**Objective**
Swap "contour" for "outline" in the lines of the records below, starting with the line with "slice-4-contour bbox=[1713, 170, 1935, 456]" and going on through the line with "slice-1-title: Slice 1". Give back only those lines, with everything else left as it is.

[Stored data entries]
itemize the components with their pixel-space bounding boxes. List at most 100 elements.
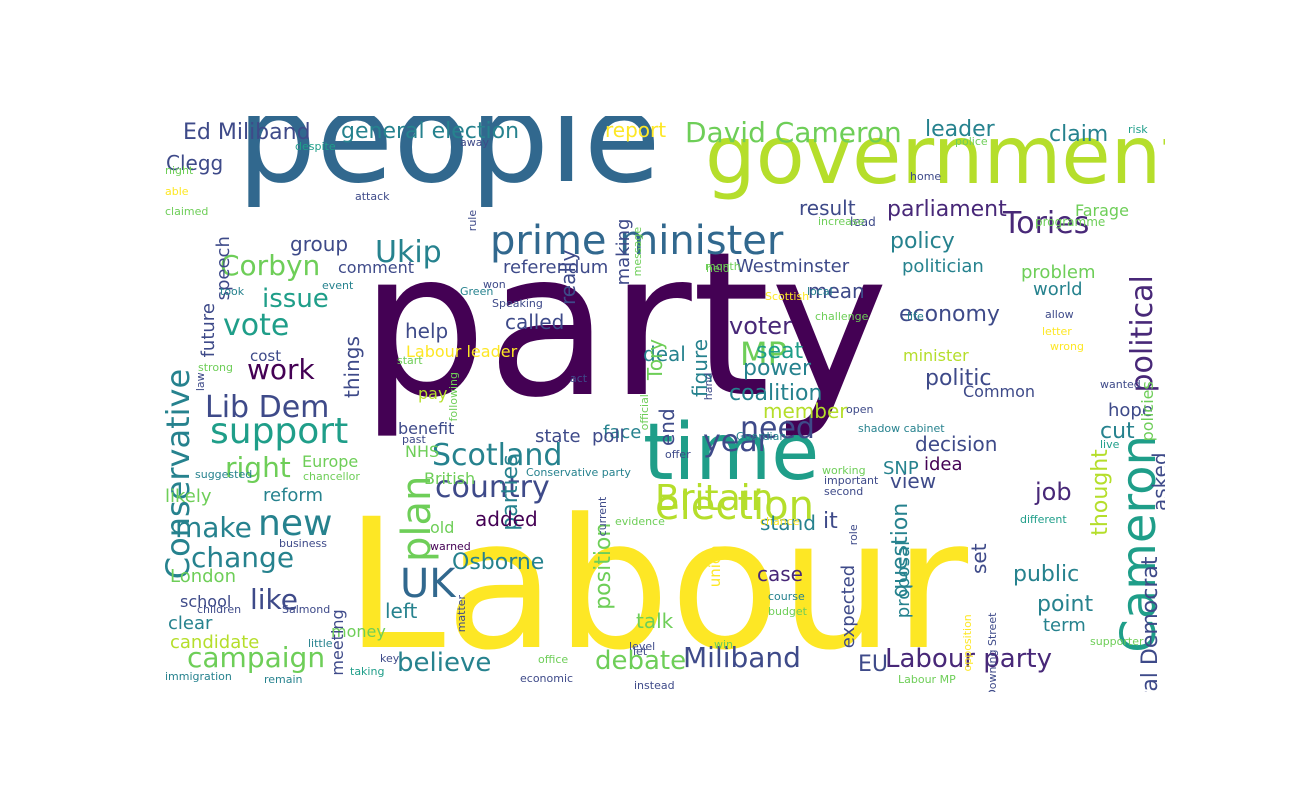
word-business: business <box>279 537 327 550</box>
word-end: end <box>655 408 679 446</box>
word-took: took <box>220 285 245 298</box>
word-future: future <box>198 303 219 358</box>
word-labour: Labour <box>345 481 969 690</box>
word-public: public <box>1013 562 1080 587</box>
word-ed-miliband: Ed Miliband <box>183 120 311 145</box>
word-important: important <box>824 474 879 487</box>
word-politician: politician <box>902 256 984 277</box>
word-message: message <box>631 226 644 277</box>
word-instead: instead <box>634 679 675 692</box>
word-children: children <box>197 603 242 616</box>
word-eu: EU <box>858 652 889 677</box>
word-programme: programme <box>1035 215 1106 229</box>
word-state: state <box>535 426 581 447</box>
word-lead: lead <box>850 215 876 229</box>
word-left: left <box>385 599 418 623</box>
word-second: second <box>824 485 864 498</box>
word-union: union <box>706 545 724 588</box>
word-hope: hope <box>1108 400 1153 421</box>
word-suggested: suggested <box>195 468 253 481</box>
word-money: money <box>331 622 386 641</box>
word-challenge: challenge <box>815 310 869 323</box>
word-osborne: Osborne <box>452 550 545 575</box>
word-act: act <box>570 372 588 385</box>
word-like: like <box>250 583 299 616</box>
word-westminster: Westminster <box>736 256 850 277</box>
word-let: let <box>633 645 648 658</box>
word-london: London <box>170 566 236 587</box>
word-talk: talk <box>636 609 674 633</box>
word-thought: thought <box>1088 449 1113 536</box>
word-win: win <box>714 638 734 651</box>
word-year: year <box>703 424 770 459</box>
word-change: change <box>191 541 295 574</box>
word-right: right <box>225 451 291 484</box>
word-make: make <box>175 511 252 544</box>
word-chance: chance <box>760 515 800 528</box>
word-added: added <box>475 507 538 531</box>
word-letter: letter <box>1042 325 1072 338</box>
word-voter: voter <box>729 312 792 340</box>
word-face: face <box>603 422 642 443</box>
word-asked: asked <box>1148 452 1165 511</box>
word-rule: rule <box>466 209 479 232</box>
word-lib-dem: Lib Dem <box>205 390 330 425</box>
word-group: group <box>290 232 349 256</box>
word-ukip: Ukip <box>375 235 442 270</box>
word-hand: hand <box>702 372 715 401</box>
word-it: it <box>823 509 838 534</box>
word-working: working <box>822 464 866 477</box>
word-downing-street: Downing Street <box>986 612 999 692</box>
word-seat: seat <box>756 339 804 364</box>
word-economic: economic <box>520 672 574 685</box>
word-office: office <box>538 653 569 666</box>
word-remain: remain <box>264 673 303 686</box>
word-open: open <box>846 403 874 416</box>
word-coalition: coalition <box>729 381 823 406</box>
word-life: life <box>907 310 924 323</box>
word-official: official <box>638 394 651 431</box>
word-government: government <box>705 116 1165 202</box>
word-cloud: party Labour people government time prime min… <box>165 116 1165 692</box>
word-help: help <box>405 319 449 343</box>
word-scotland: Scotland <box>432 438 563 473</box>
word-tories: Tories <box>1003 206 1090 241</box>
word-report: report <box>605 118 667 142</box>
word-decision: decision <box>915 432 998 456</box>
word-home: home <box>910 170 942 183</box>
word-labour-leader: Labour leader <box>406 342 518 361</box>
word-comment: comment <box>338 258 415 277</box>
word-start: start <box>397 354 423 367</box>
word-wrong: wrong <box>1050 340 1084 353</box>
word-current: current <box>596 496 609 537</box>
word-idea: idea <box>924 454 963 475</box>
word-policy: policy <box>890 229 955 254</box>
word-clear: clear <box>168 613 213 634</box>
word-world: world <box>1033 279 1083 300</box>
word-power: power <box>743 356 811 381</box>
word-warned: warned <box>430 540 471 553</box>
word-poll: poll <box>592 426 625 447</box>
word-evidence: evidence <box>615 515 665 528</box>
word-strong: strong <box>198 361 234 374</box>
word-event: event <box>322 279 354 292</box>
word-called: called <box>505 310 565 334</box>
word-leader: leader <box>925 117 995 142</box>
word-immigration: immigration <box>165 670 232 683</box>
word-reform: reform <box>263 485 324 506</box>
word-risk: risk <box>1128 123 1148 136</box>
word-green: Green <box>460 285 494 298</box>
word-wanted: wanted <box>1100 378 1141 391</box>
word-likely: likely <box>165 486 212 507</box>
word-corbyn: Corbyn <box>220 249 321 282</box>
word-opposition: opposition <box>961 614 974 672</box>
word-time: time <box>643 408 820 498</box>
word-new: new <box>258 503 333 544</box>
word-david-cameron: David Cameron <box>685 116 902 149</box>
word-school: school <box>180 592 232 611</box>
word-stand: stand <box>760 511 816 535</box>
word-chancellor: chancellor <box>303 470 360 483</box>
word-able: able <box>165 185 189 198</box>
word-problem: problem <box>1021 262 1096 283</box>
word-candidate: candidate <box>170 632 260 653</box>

...

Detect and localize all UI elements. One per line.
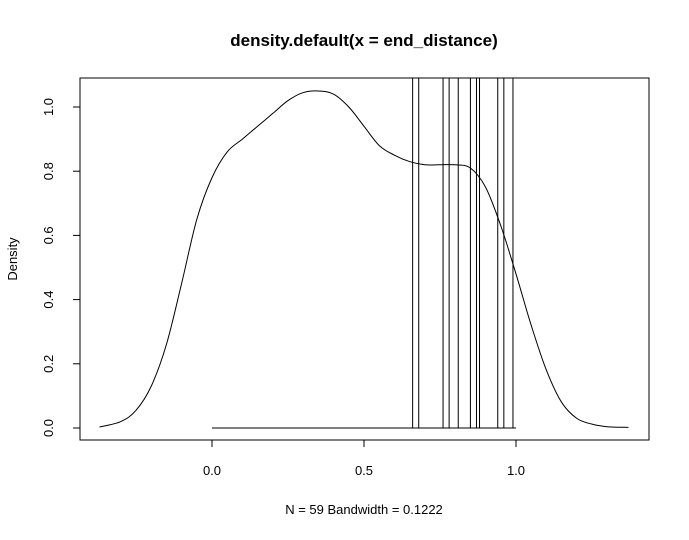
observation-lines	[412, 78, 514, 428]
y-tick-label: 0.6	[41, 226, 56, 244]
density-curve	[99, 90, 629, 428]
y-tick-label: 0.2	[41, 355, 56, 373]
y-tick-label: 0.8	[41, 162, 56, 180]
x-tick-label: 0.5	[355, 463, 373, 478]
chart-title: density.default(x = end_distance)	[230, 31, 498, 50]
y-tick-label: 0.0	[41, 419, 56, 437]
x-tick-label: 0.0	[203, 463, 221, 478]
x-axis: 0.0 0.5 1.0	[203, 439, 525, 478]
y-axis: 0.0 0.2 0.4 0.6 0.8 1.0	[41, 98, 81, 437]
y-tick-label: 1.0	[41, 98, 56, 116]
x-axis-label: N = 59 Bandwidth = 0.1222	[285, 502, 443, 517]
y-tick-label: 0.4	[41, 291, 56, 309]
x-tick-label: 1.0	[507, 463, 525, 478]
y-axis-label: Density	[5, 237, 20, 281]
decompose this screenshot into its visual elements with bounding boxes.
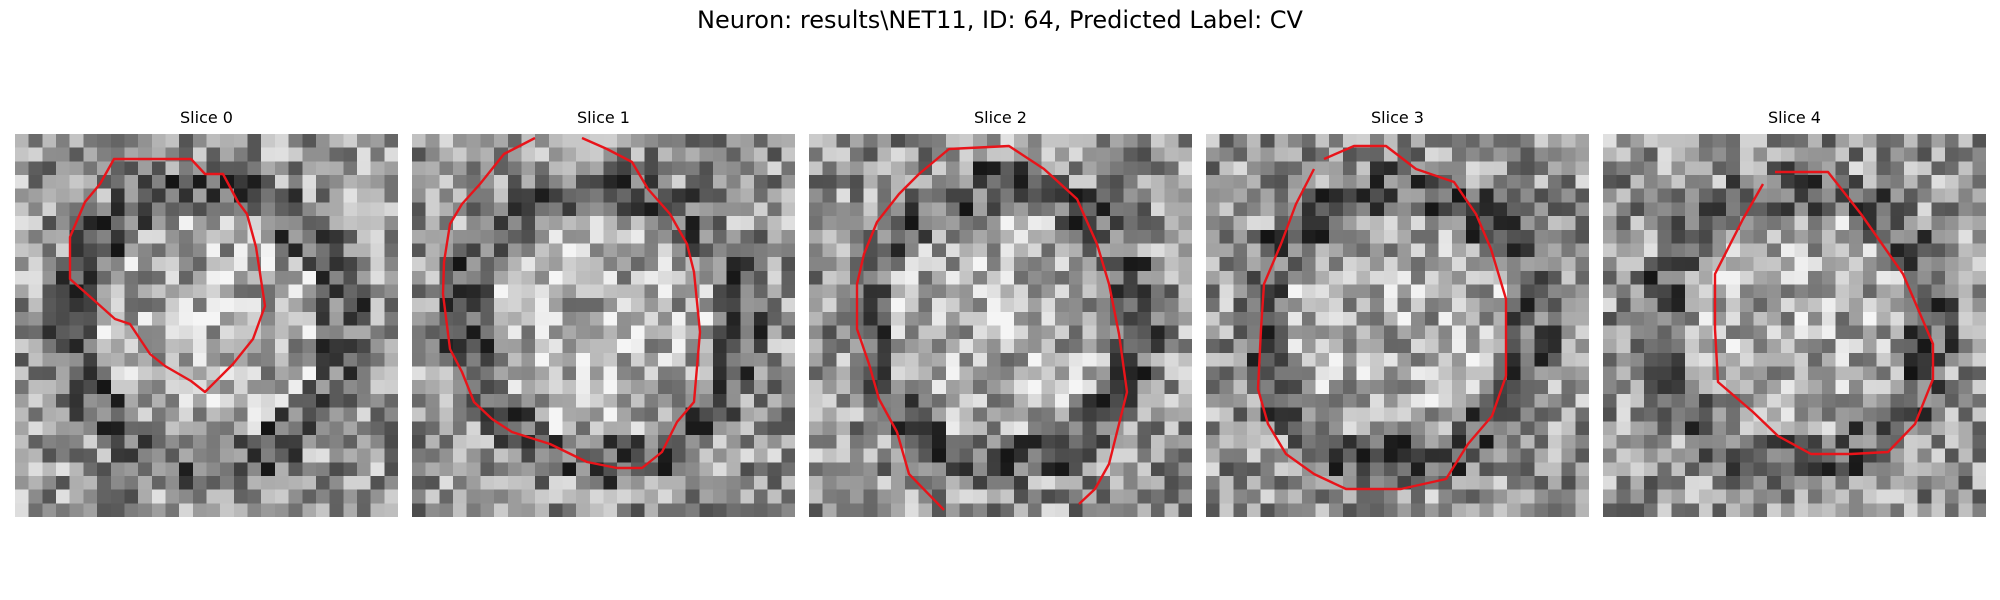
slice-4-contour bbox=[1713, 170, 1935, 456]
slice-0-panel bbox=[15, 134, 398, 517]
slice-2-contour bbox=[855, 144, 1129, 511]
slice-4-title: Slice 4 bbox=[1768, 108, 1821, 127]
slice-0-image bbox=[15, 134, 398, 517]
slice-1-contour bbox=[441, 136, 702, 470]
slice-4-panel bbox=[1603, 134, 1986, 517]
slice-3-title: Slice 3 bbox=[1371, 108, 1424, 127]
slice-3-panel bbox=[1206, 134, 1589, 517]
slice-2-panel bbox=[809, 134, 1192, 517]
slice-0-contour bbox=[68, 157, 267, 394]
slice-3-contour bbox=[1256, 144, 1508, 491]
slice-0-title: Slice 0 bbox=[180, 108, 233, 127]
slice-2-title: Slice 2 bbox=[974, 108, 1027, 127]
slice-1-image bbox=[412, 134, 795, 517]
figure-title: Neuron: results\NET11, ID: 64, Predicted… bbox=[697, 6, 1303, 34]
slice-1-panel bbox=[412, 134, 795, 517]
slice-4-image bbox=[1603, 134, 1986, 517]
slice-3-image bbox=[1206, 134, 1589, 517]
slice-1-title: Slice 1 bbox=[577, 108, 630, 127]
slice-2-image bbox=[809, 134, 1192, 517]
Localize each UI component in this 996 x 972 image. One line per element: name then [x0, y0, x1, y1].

* * *

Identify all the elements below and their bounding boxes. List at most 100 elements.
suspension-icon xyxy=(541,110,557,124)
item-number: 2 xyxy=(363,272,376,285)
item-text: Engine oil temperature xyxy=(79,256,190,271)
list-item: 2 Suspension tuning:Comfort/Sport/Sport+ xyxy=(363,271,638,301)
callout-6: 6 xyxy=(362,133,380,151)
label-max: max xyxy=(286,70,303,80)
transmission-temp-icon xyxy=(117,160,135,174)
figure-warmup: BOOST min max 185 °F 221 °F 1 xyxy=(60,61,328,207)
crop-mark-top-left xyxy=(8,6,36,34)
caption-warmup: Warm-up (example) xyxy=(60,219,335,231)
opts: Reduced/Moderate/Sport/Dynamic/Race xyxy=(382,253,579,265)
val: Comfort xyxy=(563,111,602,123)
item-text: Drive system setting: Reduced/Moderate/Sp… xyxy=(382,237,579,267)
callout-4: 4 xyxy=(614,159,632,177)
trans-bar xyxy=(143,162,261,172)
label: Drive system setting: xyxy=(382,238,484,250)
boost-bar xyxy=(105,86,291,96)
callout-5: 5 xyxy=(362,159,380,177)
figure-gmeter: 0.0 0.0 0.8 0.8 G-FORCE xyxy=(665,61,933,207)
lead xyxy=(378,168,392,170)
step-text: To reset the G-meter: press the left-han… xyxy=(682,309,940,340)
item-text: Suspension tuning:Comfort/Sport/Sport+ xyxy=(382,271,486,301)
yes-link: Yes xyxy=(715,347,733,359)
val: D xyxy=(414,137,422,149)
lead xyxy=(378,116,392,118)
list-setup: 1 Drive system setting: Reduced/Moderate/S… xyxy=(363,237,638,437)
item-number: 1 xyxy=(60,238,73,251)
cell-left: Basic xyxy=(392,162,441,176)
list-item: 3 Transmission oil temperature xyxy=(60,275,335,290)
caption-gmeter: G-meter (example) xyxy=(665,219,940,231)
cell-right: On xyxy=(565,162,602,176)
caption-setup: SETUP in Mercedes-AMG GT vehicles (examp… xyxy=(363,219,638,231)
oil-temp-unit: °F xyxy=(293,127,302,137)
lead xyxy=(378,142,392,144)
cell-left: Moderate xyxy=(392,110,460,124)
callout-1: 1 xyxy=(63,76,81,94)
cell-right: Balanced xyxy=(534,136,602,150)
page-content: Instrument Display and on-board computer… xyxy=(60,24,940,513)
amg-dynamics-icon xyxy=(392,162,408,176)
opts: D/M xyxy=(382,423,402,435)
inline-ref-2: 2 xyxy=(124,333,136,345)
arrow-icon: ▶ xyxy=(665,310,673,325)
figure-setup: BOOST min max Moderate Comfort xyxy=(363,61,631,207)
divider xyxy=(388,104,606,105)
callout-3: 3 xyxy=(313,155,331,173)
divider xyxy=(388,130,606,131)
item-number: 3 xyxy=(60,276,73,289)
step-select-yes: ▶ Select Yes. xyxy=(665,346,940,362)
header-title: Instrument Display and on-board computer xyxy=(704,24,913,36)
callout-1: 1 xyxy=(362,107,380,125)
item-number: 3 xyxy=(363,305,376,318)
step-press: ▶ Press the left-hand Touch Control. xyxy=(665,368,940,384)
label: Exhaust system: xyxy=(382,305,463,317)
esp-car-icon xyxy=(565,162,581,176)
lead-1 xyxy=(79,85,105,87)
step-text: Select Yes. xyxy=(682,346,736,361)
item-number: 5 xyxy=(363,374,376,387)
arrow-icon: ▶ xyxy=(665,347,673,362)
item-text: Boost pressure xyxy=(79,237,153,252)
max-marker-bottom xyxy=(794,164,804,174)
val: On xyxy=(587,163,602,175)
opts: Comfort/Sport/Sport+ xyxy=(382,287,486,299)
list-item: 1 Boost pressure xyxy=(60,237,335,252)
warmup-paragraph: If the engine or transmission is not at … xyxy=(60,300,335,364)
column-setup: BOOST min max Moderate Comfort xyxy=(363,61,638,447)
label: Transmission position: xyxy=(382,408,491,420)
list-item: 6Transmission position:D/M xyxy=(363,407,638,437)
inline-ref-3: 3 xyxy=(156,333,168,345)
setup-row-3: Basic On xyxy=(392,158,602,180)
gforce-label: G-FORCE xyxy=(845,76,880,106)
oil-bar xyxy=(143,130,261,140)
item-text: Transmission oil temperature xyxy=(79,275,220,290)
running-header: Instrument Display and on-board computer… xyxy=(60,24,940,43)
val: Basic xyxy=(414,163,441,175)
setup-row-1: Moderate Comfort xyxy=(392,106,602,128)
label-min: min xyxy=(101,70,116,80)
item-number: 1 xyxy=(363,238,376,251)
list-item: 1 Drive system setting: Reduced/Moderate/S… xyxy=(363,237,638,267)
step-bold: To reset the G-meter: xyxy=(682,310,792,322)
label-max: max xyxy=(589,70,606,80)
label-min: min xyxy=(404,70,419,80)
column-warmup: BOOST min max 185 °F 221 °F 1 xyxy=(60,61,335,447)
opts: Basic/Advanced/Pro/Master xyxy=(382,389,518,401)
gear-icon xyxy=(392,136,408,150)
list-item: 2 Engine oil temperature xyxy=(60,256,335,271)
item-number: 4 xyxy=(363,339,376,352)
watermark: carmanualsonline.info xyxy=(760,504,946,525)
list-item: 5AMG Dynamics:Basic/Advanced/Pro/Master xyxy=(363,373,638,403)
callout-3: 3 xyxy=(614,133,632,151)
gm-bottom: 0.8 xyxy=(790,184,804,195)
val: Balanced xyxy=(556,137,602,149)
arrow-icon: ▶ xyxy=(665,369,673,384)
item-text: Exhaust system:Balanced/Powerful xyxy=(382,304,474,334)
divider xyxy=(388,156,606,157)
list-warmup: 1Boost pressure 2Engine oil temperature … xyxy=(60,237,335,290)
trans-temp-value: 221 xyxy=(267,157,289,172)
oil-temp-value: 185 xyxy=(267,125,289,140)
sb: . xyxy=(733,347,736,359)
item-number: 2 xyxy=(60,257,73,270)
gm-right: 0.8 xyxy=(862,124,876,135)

**Task answer**
slice-4-outline bbox=[1713, 170, 1935, 456]
slice-0-panel bbox=[15, 134, 398, 517]
slice-2-outline bbox=[855, 144, 1129, 511]
slice-4-title: Slice 4 bbox=[1768, 108, 1821, 127]
slice-0-image bbox=[15, 134, 398, 517]
slice-1-outline bbox=[441, 136, 702, 470]
slice-4-panel bbox=[1603, 134, 1986, 517]
slice-3-title: Slice 3 bbox=[1371, 108, 1424, 127]
slice-3-panel bbox=[1206, 134, 1589, 517]
slice-2-panel bbox=[809, 134, 1192, 517]
slice-0-outline bbox=[68, 157, 267, 394]
slice-3-outline bbox=[1256, 144, 1508, 491]
slice-0-title: Slice 0 bbox=[180, 108, 233, 127]
slice-2-title: Slice 2 bbox=[974, 108, 1027, 127]
slice-1-image bbox=[412, 134, 795, 517]
figure-title: Neuron: results\NET11, ID: 64, Predicted… bbox=[697, 6, 1303, 34]
slice-1-panel bbox=[412, 134, 795, 517]
slice-4-image bbox=[1603, 134, 1986, 517]
slice-3-image bbox=[1206, 134, 1589, 517]
slice-1-title: Slice 1 bbox=[577, 108, 630, 127]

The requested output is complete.